### DATA EXCERPTS
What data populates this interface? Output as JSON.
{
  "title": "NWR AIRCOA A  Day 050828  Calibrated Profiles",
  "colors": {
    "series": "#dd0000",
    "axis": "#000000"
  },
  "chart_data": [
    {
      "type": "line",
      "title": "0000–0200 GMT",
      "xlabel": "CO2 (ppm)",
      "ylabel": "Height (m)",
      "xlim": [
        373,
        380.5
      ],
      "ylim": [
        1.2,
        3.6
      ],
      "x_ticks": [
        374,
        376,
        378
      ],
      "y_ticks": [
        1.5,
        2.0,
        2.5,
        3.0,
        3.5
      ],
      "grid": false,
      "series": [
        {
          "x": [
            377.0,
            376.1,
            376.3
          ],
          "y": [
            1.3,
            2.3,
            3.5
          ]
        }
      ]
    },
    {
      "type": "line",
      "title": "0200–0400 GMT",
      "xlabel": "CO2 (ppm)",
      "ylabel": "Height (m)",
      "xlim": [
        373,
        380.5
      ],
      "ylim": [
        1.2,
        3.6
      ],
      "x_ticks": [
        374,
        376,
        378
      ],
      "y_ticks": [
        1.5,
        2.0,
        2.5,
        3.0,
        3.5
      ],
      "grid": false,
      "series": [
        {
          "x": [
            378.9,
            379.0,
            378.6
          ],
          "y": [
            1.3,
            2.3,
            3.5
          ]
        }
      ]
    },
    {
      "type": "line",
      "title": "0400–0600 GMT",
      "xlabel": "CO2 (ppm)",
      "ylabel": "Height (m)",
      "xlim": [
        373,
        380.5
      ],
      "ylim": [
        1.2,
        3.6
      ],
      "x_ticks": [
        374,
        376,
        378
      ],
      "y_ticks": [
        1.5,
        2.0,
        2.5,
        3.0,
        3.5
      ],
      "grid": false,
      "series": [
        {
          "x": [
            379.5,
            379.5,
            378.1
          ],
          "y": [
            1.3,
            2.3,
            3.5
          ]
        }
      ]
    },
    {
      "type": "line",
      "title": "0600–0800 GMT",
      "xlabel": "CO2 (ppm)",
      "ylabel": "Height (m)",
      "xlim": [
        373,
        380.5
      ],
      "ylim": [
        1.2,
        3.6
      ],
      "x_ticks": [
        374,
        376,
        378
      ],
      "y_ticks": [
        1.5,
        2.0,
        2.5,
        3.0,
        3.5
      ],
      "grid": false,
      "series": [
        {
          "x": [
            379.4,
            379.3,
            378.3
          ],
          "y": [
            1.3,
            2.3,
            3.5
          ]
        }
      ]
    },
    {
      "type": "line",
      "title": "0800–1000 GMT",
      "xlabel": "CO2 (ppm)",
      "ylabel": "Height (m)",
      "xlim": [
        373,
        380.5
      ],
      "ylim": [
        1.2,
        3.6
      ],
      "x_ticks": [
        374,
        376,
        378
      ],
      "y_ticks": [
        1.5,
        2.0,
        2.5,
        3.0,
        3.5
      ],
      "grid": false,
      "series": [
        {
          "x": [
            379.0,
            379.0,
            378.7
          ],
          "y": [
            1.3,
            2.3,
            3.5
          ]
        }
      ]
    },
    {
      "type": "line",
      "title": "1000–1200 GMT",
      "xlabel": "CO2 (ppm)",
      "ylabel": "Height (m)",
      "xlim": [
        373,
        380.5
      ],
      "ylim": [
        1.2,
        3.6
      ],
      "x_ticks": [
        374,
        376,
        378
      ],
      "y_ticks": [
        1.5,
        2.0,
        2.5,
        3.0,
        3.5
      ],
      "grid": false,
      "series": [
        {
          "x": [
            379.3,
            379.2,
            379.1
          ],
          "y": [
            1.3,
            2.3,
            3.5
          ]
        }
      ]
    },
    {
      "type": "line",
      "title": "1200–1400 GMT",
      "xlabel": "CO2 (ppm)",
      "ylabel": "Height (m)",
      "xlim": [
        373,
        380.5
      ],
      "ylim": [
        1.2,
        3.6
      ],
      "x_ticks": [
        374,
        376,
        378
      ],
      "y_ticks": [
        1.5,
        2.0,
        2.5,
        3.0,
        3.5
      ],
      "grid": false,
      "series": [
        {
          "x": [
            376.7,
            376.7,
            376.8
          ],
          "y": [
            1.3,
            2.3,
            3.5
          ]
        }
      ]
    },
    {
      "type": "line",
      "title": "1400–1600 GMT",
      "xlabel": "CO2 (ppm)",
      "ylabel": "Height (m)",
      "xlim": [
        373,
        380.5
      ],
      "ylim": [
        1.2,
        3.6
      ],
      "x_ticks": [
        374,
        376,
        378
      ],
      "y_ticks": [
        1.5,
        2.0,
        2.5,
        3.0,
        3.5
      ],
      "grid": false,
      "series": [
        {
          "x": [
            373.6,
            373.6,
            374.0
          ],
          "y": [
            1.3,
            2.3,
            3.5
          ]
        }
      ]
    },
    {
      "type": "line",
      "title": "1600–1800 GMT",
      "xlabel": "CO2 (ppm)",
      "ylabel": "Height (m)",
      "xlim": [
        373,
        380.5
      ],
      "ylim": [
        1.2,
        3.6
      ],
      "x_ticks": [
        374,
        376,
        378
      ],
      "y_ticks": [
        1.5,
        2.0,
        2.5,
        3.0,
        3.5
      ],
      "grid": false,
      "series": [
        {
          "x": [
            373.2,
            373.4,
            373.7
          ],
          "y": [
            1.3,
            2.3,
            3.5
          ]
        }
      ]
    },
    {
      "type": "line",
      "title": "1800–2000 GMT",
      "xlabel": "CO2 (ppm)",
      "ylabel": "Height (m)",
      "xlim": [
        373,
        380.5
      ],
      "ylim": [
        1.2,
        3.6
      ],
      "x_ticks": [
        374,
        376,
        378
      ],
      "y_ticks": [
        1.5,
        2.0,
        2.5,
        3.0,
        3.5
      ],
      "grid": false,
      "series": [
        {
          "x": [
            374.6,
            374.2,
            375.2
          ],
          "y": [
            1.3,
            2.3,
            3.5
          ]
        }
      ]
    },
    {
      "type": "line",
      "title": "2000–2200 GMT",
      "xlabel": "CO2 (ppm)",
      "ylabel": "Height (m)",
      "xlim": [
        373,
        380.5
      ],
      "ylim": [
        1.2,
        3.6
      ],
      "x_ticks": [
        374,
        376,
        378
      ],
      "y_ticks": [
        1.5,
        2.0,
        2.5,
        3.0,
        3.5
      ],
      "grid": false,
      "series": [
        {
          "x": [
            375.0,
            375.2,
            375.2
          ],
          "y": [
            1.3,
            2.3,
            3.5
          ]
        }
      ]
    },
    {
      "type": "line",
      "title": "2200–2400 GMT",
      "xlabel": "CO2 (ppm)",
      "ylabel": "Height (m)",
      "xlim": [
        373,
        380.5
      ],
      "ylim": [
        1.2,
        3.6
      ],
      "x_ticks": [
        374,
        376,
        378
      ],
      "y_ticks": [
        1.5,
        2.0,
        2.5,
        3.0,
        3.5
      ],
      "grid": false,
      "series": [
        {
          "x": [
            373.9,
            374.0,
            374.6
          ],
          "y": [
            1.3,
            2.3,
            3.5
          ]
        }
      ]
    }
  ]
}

### GIVEN REQUEST
The records above should all be quoted exactly, please.

### EXERCISE ANSWER
What data populates this interface? Output as JSON.
{
  "title": "NWR AIRCOA A  Day 050828  Calibrated Profiles",
  "colors": {
    "series": "#dd0000",
    "axis": "#000000"
  },
  "chart_data": [
    {
      "type": "line",
      "title": "0000–0200 GMT",
      "xlabel": "CO2 (ppm)",
      "ylabel": "Height (m)",
      "xlim": [
        373,
        380.5
      ],
      "ylim": [
        1.2,
        3.6
      ],
      "x_ticks": [
        374,
        376,
        378
      ],
      "y_ticks": [
        1.5,
        2.0,
        2.5,
        3.0,
        3.5
      ],
      "grid": false,
      "series": [
        {
          "x": [
            377.0,
            376.1,
            376.3
          ],
          "y": [
            1.3,
            2.3,
            3.5
          ]
        }
      ]
    },
    {
      "type": "line",
      "title": "0200–0400 GMT",
      "xlabel": "CO2 (ppm)",
      "ylabel": "Height (m)",
      "xlim": [
        373,
        380.5
      ],
      "ylim": [
        1.2,
        3.6
      ],
      "x_ticks": [
        374,
        376,
        378
      ],
      "y_ticks": [
        1.5,
        2.0,
        2.5,
        3.0,
        3.5
      ],
      "grid": false,
      "series": [
        {
          "x": [
            378.9,
            379.0,
            378.6
          ],
          "y": [
            1.3,
            2.3,
            3.5
          ]
        }
      ]
    },
    {
      "type": "line",
      "title": "0400–0600 GMT",
      "xlabel": "CO2 (ppm)",
      "ylabel": "Height (m)",
      "xlim": [
        373,
        380.5
      ],
      "ylim": [
        1.2,
        3.6
      ],
      "x_ticks": [
        374,
        376,
        378
      ],
      "y_ticks": [
        1.5,
        2.0,
        2.5,
        3.0,
        3.5
      ],
      "grid": false,
      "series": [
        {
          "x": [
            379.5,
            379.5,
            378.1
          ],
          "y": [
            1.3,
            2.3,
            3.5
          ]
        }
      ]
    },
    {
      "type": "line",
      "title": "0600–0800 GMT",
      "xlabel": "CO2 (ppm)",
      "ylabel": "Height (m)",
      "xlim": [
        373,
        380.5
      ],
      "ylim": [
        1.2,
        3.6
      ],
      "x_ticks": [
        374,
        376,
        378
      ],
      "y_ticks": [
        1.5,
        2.0,
        2.5,
        3.0,
        3.5
      ],
      "grid": false,
      "series": [
        {
          "x": [
            379.4,
            379.3,
            378.3
          ],
          "y": [
            1.3,
            2.3,
            3.5
          ]
        }
      ]
    },
    {
      "type": "line",
      "title": "0800–1000 GMT",
      "xlabel": "CO2 (ppm)",
      "ylabel": "Height (m)",
      "xlim": [
        373,
        380.5
      ],
      "ylim": [
        1.2,
        3.6
      ],
      "x_ticks": [
        374,
        376,
        378
      ],
      "y_ticks": [
        1.5,
        2.0,
        2.5,
        3.0,
        3.5
      ],
      "grid": false,
      "series": [
        {
          "x": [
            379.0,
            379.0,
            378.7
          ],
          "y": [
            1.3,
            2.3,
            3.5
          ]
        }
      ]
    },
    {
      "type": "line",
      "title": "1000–1200 GMT",
      "xlabel": "CO2 (ppm)",
      "ylabel": "Height (m)",
      "xlim": [
        373,
        380.5
      ],
      "ylim": [
        1.2,
        3.6
      ],
      "x_ticks": [
        374,
        376,
        378
      ],
      "y_ticks": [
        1.5,
        2.0,
        2.5,
        3.0,
        3.5
      ],
      "grid": false,
      "series": [
        {
          "x": [
            379.3,
            379.2,
            379.1
          ],
          "y": [
            1.3,
            2.3,
            3.5
          ]
        }
      ]
    },
    {
      "type": "line",
      "title": "1200–1400 GMT",
      "xlabel": "CO2 (ppm)",
      "ylabel": "Height (m)",
      "xlim": [
        373,
        380.5
      ],
      "ylim": [
        1.2,
        3.6
      ],
      "x_ticks": [
        374,
        376,
        378
      ],
      "y_ticks": [
        1.5,
        2.0,
        2.5,
        3.0,
        3.5
      ],
      "grid": false,
      "series": [
        {
          "x": [
            376.7,
            376.7,
            376.8
          ],
          "y": [
            1.3,
            2.3,
            3.5
          ]
        }
      ]
    },
    {
      "type": "line",
      "title": "1400–1600 GMT",
      "xlabel": "CO2 (ppm)",
      "ylabel": "Height (m)",
      "xlim": [
        373,
        380.5
      ],
      "ylim": [
        1.2,
        3.6
      ],
      "x_ticks": [
        374,
        376,
        378
      ],
      "y_ticks": [
        1.5,
        2.0,
        2.5,
        3.0,
        3.5
      ],
      "grid": false,
      "series": [
        {
          "x": [
            373.6,
            373.6,
            374.0
          ],
          "y": [
            1.3,
            2.3,
            3.5
          ]
        }
      ]
    },
    {
      "type": "line",
      "title": "1600–1800 GMT",
      "xlabel": "CO2 (ppm)",
      "ylabel": "Height (m)",
      "xlim": [
        373,
        380.5
      ],
      "ylim": [
        1.2,
        3.6
      ],
      "x_ticks": [
        374,
        376,
        378
      ],
      "y_ticks": [
        1.5,
        2.0,
        2.5,
        3.0,
        3.5
      ],
      "grid": false,
      "series": [
        {
          "x": [
            373.2,
            373.4,
            373.7
          ],
          "y": [
            1.3,
            2.3,
            3.5
          ]
        }
      ]
    },
    {
      "type": "line",
      "title": "1800–2000 GMT",
      "xlabel": "CO2 (ppm)",
      "ylabel": "Height (m)",
      "xlim": [
        373,
        380.5
      ],
      "ylim": [
        1.2,
        3.6
      ],
      "x_ticks": [
        374,
        376,
        378
      ],
      "y_ticks": [
        1.5,
        2.0,
        2.5,
        3.0,
        3.5
      ],
      "grid": false,
      "series": [
        {
          "x": [
            374.6,
            374.2,
            375.2
          ],
          "y": [
            1.3,
            2.3,
            3.5
          ]
        }
      ]
    },
    {
      "type": "line",
      "title": "2000–2200 GMT",
      "xlabel": "CO2 (ppm)",
      "ylabel": "Height (m)",
      "xlim": [
        373,
        380.5
      ],
      "ylim": [
        1.2,
        3.6
      ],
      "x_ticks": [
        374,
        376,
        378
      ],
      "y_ticks": [
        1.5,
        2.0,
        2.5,
        3.0,
        3.5
      ],
      "grid": false,
      "series": [
        {
          "x": [
            375.0,
            375.2,
            375.2
          ],
          "y": [
            1.3,
            2.3,
            3.5
          ]
        }
      ]
    },
    {
      "type": "line",
      "title": "2200–2400 GMT",
      "xlabel": "CO2 (ppm)",
      "ylabel": "Height (m)",
      "xlim": [
        373,
        380.5
      ],
      "ylim": [
        1.2,
        3.6
      ],
      "x_ticks": [
        374,
        376,
        378
      ],
      "y_ticks": [
        1.5,
        2.0,
        2.5,
        3.0,
        3.5
      ],
      "grid": false,
      "series": [
        {
          "x": [
            373.9,
            374.0,
            374.6
          ],
          "y": [
            1.3,
            2.3,
            3.5
          ]
        }
      ]
    }
  ]
}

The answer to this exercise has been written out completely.